Isolate every line in the data with the string "color" and copy it.
# START OF Provided information
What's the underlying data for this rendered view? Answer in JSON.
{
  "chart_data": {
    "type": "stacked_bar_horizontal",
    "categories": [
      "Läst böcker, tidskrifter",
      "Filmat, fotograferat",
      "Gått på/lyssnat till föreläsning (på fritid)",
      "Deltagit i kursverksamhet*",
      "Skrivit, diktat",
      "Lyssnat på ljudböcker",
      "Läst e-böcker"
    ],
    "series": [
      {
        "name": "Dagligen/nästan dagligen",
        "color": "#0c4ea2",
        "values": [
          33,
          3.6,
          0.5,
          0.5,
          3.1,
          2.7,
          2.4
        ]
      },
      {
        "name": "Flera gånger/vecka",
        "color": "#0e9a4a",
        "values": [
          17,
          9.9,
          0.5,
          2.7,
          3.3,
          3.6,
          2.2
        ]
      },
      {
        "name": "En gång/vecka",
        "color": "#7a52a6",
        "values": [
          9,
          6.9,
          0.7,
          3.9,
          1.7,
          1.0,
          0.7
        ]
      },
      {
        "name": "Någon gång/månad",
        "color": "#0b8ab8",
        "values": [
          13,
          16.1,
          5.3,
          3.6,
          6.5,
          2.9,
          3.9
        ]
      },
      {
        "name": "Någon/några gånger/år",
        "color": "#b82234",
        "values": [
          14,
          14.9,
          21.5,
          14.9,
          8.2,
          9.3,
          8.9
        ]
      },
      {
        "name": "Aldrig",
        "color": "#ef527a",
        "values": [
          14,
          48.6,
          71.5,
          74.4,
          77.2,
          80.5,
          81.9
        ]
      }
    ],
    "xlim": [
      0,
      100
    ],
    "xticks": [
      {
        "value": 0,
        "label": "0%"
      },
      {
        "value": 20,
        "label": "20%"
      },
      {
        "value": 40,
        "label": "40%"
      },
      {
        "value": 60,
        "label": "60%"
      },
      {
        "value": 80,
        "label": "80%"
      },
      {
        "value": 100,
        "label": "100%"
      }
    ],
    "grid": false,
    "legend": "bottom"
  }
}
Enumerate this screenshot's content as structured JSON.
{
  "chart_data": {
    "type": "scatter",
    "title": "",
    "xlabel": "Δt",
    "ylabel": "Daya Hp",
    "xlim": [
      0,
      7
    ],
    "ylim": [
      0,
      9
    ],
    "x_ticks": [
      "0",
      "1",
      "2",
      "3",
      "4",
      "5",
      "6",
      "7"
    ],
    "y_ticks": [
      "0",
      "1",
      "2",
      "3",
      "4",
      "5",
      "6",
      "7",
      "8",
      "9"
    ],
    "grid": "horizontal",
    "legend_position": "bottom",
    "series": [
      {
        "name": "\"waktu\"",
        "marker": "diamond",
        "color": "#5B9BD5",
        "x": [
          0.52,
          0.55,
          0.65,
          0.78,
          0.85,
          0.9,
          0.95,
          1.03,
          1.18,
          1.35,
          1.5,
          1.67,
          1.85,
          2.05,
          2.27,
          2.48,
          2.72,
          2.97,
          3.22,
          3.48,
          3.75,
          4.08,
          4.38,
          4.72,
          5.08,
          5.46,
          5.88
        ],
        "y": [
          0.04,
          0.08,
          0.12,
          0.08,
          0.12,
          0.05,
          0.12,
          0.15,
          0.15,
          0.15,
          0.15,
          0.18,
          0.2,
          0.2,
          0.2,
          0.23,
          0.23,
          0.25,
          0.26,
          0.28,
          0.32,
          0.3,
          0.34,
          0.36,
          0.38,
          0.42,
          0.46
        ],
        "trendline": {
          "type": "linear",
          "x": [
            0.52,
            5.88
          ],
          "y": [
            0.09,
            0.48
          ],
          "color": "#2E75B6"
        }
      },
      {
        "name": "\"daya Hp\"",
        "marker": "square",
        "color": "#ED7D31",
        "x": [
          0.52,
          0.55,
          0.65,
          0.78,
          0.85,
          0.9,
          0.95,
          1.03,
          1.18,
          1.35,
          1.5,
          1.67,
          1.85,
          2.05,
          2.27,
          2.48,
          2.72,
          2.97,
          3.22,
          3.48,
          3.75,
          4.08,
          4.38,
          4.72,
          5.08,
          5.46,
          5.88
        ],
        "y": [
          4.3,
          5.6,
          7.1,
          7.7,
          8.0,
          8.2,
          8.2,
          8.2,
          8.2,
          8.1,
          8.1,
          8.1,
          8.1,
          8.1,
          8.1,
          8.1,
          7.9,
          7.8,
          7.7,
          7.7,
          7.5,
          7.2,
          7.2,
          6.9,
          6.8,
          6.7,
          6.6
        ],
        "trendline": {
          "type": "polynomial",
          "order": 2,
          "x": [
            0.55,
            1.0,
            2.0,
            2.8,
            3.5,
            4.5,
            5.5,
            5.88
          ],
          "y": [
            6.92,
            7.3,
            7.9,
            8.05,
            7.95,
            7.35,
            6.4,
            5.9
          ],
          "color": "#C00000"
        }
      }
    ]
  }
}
# END OF Provided information
**Exercise answer**
        "color": "#0c4ea2",
        "color": "#0e9a4a",
        "color": "#7a52a6",
        "color": "#0b8ab8",
        "color": "#b82234",
        "color": "#ef527a",
        "color": "#5B9BD5",
          "color": "#2E75B6"
        "color": "#ED7D31",
          "color": "#C00000"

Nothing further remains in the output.